§ **Yang Dikerjakan**
Lanjutkan teks tentang ghanimah dan cara pembagiannya, dimulai tepat sesudah kalimat terakhir yang ditampilkan.

§ **Kutipan Teks**
______
Senin, 08 November 2010

GHANIMAH

Yang dimaksud dengan anfal tiada lain adalah ghanimah (QS Al Anfal: 1). Ibnu Abbas dan Mujahid berpendapat bahwa anfal adalah ghanimah, yakni segala harta kekayaan orang-orang kafir yang dikuasai oleh kaum muslimin melalui perang penaklukan. Pihak yang berwenang mendistribusikan ghanimah adalah Rasulullah saw dan para khalifah setelah beliau. Rasulullah saw telah membagikan ghanimah Bani Nadhir kepada kaum Muhajirin dan tidak kepada Anshar, kecuali Sahal bin Hanif dan Abu Dujanah, karena keduanya fakir. Rasulullah saw juga memberikan ghanimah kepada muallaf pada perang Hunain dalam jumlah yang besar. Hal tersebut juga terjadi pada kurun Khulafaur Rasyidin. Khalifah berhak membagikan ghanimah kepada pasukan perang, ia juga dapat mengumpulkannya bersama fa’ii, jizyah dan kharaj untuk dibelanjakan demi terwujudnya kemaslahatan kaum muslimin.
“Ketahuilah, sesungguhnya apa saja yang dapat kamu peroleh sebagai rampasan perang, maka sesungguhnya seperlima untuk Allah, Rasul, kerabat Rasul, anak-anak yatim, orang-orang miskin dan ibnussabil, jika kamu beriman kepada Allah dan kepada apa [615] yang kami turunkan kepada hamba Kami (Muhammad) di hari Furqaan, yaitu di hari bertemunya dua pasukan. Dan Allah Maha Kuasa atas segala sesuatu.” (QS Al Anfaal (8): 41)
Cara Pembagian Harta Ghonimah Dan Fai
Saya pernah bertanya kepada Syaikh kami, Abdul Qodir (bin Abdul Aziz, pent) tentang masalah ini ketika era Jihad Afghan, bagaimanakah pembagian harta ghonimah antar pasukan Mujahidin yang berhasil mendapatkan ghonimah. Maka beliau menjawab (point a-c):
a. Kaidah utama dalam pembagian ghonimah adalah seperti yang ditetapkan Al-Quran (Untuk Alloh seperlimanya…), caranya: 20 % dari total harta ghonimah diletakkan di Baitul Mal kaum Muslimin. Sedangkan 80% sisanya dibagikan kepada kelompok Mujahidin yang memperoleh ghonimah tersebut.
______
§ **Bahan yang Disediakan**
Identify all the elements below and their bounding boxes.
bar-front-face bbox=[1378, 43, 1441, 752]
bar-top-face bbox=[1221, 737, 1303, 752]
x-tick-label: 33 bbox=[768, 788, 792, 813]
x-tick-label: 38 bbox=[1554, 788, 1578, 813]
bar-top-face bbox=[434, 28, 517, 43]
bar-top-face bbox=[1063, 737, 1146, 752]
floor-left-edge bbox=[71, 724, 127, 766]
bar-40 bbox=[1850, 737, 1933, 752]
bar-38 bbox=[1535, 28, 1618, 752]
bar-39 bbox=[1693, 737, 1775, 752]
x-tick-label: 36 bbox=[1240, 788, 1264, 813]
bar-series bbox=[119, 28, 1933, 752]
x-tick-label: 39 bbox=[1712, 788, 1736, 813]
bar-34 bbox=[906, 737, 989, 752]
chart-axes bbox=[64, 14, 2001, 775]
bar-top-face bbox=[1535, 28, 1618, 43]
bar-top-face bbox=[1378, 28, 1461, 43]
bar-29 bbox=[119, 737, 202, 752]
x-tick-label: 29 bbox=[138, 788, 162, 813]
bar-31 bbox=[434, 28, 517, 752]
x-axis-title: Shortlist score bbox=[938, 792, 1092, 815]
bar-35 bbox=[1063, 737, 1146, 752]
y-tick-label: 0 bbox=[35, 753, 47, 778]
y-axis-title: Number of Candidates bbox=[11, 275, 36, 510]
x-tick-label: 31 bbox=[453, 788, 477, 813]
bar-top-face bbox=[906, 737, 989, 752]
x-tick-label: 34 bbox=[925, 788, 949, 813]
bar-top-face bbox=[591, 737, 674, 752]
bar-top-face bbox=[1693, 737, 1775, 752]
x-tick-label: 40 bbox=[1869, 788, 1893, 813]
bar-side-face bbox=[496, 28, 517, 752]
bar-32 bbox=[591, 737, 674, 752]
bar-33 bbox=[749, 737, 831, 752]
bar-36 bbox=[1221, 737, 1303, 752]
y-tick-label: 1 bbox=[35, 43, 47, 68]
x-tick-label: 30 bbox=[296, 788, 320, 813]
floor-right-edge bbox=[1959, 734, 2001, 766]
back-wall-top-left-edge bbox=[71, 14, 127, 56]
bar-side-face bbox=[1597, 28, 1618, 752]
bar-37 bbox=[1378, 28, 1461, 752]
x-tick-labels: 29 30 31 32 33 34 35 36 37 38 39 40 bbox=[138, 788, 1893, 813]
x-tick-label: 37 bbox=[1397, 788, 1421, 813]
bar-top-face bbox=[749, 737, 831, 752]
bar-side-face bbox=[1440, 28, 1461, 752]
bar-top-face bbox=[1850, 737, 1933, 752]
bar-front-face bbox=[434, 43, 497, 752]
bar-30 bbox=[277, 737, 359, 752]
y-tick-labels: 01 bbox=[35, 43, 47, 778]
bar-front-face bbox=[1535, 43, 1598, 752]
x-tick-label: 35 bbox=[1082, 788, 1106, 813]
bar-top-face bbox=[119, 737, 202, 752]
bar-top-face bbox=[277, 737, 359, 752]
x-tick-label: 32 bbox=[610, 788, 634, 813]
______
§ **Jawaban yang Diharapkan**
b. Ketika ada kesepakatan tentang sistem pembagian antara anggota tim pasukan yang berjihad sebelum meraih harta ghonimah, maka kesepakatan itu harus mereka laksanakan dengan adil. Namun, jatah yang disalurkan untuk kepentingan jihad dan kaum Muslimin tidak boleh kurang dari seperlima (20%). Jika mereka rela untuk menambahnya sebelum menjalankan operasi, silahkan mereka memberi tambahan sesuai kesepakatan, karena mungkin untuk memenuhi keperluan tandzim atau pasukan mereka dalam urusan-urusan jihad.
c. Jika tim pasukan beroperasi dengan dukungan kekuatan dari tandzim atau kelompok pasukan lain yang turut mensuplai kebutuhan umum, baik logistik, senjata, survei, informasi dan kebutuhan lainnya, maka semua anggota tandzim terkait diberi jatah dalam jumlah sesuai kesepakatan saling ridho yang dilakukan antar jajaran petinggi tandzim-tandzim tersebut.
d. Pembagian 20% yang diberikan kepada Baitul Mal adalah untuk : 4% imam, 4% fuqarah dan masakin(kaum fakir miskin), 4% mashalihul’l muslimin(untuk kemaslahatan kaum muslimin), 4% ibnu’ssabil, 4% yatama(anak-anak yatim).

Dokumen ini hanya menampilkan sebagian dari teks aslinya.